━━━━━ EXTRACTED INFORMATION ━━━━━

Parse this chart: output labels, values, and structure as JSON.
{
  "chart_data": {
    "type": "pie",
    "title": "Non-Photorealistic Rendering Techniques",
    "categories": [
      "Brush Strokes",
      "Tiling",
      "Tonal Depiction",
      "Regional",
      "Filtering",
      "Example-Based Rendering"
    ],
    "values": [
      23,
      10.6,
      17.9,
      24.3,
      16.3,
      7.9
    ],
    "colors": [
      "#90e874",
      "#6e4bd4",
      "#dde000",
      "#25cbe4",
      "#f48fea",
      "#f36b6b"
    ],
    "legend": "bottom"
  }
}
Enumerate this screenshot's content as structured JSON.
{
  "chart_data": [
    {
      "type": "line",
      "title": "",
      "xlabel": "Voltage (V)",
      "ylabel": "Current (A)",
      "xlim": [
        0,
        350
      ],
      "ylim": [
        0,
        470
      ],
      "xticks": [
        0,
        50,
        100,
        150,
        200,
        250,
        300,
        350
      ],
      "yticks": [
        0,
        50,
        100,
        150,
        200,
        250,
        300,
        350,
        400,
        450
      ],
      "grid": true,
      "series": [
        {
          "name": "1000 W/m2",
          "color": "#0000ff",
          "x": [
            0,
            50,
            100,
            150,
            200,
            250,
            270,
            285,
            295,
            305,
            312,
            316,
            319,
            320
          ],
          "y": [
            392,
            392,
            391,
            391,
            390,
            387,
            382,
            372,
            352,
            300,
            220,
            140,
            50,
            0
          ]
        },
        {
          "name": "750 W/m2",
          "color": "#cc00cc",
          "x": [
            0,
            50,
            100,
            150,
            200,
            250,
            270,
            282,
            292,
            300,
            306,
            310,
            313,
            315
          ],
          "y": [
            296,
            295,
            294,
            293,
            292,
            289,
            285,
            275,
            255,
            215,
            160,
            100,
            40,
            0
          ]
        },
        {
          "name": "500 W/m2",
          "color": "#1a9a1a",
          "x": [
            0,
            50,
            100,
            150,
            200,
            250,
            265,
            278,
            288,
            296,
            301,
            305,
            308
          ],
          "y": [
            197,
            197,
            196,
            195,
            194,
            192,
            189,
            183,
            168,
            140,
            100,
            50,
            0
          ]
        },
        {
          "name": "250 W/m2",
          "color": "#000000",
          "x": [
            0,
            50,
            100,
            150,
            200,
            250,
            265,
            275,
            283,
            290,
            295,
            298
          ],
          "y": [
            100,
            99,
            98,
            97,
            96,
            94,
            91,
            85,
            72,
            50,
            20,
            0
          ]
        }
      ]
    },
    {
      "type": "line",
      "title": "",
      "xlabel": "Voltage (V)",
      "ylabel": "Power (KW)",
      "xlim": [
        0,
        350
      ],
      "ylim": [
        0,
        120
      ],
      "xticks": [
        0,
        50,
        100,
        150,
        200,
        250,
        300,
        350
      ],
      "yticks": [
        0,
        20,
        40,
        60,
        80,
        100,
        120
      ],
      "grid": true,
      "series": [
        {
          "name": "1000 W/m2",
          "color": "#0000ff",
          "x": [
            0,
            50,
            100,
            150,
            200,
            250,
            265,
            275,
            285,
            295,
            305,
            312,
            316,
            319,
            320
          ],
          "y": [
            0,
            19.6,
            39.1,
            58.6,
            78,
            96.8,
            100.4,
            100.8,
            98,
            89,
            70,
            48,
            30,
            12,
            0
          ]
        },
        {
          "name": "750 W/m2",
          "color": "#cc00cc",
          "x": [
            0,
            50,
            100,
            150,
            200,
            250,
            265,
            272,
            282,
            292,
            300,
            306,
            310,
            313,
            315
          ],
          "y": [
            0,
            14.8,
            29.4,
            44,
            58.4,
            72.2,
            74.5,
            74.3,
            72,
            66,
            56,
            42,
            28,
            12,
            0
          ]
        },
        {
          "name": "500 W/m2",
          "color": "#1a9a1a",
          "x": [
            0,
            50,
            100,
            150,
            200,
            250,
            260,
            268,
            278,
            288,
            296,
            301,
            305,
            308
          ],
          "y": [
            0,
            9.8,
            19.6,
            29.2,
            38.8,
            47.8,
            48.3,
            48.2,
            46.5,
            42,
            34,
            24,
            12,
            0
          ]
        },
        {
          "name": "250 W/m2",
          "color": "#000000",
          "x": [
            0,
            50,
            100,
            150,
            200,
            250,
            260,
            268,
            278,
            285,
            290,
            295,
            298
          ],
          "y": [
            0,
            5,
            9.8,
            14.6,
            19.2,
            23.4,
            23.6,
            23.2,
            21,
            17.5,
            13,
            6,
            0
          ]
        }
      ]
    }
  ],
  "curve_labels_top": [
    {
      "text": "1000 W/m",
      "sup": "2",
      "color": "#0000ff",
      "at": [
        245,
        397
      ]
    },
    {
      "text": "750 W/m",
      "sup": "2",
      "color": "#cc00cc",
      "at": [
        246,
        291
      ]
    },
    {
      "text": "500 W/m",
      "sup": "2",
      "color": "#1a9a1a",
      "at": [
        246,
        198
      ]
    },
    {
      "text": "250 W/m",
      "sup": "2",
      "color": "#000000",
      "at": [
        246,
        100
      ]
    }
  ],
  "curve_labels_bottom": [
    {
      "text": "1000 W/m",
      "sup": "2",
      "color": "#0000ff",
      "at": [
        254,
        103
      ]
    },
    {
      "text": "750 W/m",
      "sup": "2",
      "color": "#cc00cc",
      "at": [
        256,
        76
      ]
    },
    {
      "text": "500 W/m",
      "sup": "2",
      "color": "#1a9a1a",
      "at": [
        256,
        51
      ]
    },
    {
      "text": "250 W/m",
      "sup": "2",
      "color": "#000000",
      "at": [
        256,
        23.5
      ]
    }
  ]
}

━━━━━

TASK PROMPT:
Copy each line of the records that contains the word "Rendering".

FINISHED TASK:
    "title": "Non-Photorealistic Rendering Techniques",
      "Example-Based Rendering"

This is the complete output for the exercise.